[Directive]
Reproduce the rows without change, starting with the one that contains "sharepoint-screenshot: Office 365" and ending with the last row.

[Data for this exercise]
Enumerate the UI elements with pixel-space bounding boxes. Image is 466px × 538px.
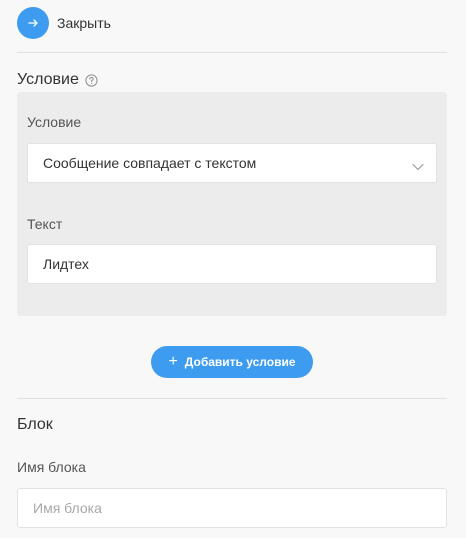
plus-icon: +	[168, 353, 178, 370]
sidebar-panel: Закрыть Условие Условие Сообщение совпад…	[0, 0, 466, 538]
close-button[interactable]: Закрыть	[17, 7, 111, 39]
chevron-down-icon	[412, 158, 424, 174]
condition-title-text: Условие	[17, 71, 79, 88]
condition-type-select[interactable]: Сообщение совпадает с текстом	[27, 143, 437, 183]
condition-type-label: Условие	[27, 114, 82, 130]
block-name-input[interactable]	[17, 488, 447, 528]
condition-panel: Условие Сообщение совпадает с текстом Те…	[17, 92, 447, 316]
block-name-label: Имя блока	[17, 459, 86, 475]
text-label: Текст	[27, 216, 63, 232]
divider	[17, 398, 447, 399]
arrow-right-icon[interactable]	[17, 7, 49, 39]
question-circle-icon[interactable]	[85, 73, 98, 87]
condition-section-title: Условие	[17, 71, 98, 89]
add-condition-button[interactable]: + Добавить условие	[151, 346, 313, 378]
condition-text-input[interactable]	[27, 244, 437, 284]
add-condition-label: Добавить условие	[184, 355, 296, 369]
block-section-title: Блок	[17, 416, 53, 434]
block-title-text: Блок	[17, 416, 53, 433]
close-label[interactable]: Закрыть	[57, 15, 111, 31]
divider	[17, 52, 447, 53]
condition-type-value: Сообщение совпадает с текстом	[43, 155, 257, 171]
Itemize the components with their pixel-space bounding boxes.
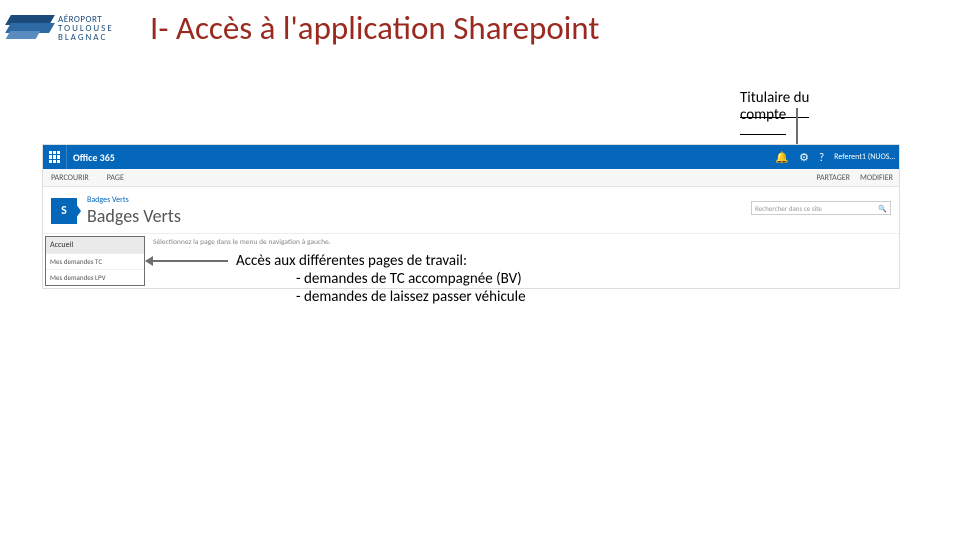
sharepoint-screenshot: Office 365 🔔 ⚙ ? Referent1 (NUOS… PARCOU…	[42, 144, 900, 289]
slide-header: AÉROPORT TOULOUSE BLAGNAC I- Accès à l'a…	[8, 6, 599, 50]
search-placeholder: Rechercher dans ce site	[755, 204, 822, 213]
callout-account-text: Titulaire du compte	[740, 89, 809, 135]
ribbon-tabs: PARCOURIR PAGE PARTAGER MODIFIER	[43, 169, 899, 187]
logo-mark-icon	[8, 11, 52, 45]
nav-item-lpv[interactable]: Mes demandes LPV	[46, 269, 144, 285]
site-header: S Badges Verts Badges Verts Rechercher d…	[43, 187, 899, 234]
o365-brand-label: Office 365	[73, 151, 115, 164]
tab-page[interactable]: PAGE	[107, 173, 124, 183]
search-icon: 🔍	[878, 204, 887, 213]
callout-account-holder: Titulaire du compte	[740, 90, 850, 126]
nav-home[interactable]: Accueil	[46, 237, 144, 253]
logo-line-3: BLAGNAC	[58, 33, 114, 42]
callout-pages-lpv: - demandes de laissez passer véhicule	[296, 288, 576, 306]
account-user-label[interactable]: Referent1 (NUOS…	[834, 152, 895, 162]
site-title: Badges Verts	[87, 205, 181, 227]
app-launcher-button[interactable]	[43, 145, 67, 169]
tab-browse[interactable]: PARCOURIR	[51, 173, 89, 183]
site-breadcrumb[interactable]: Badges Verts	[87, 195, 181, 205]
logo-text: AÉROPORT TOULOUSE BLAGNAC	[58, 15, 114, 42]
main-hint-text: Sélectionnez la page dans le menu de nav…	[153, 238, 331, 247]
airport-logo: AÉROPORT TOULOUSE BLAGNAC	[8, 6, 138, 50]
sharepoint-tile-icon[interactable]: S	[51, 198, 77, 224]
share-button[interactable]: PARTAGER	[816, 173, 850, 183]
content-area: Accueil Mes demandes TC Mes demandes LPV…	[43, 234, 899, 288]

[Exercise output]
sharepoint-screenshot: Office 365 🔔 ⚙ ? Referent1 (NUOS… PARCOU…	[42, 144, 900, 289]
slide-header: AÉROPORT TOULOUSE BLAGNAC I- Accès à l'a…	[8, 6, 599, 50]
search-placeholder: Rechercher dans ce site	[755, 204, 822, 213]
callout-account-text: Titulaire du compte	[740, 89, 809, 135]
ribbon-tabs: PARCOURIR PAGE PARTAGER MODIFIER	[43, 169, 899, 187]
logo-mark-icon	[8, 11, 52, 45]
nav-item-lpv[interactable]: Mes demandes LPV	[46, 269, 144, 285]
site-header: S Badges Verts Badges Verts Rechercher d…	[43, 187, 899, 234]
o365-brand-label: Office 365	[73, 151, 115, 164]
tab-page[interactable]: PAGE	[107, 173, 124, 183]
search-icon: 🔍	[878, 204, 887, 213]
callout-account-holder: Titulaire du compte	[740, 90, 850, 126]
nav-home[interactable]: Accueil	[46, 237, 144, 253]
logo-line-3: BLAGNAC	[58, 33, 114, 42]
callout-pages-lpv: - demandes de laissez passer véhicule	[296, 288, 576, 306]
account-user-label[interactable]: Referent1 (NUOS…	[834, 152, 895, 162]
site-title: Badges Verts	[87, 205, 181, 227]
app-launcher-button[interactable]	[43, 145, 67, 169]
tab-browse[interactable]: PARCOURIR	[51, 173, 89, 183]
site-breadcrumb[interactable]: Badges Verts	[87, 195, 181, 205]
logo-text: AÉROPORT TOULOUSE BLAGNAC	[58, 15, 114, 42]
main-hint-text: Sélectionnez la page dans le menu de nav…	[153, 238, 331, 247]
airport-logo: AÉROPORT TOULOUSE BLAGNAC	[8, 6, 138, 50]
sharepoint-tile-icon[interactable]: S	[51, 198, 77, 224]
share-button[interactable]: PARTAGER	[816, 173, 850, 183]
content-area: Accueil Mes demandes TC Mes demandes LPV…	[43, 234, 899, 288]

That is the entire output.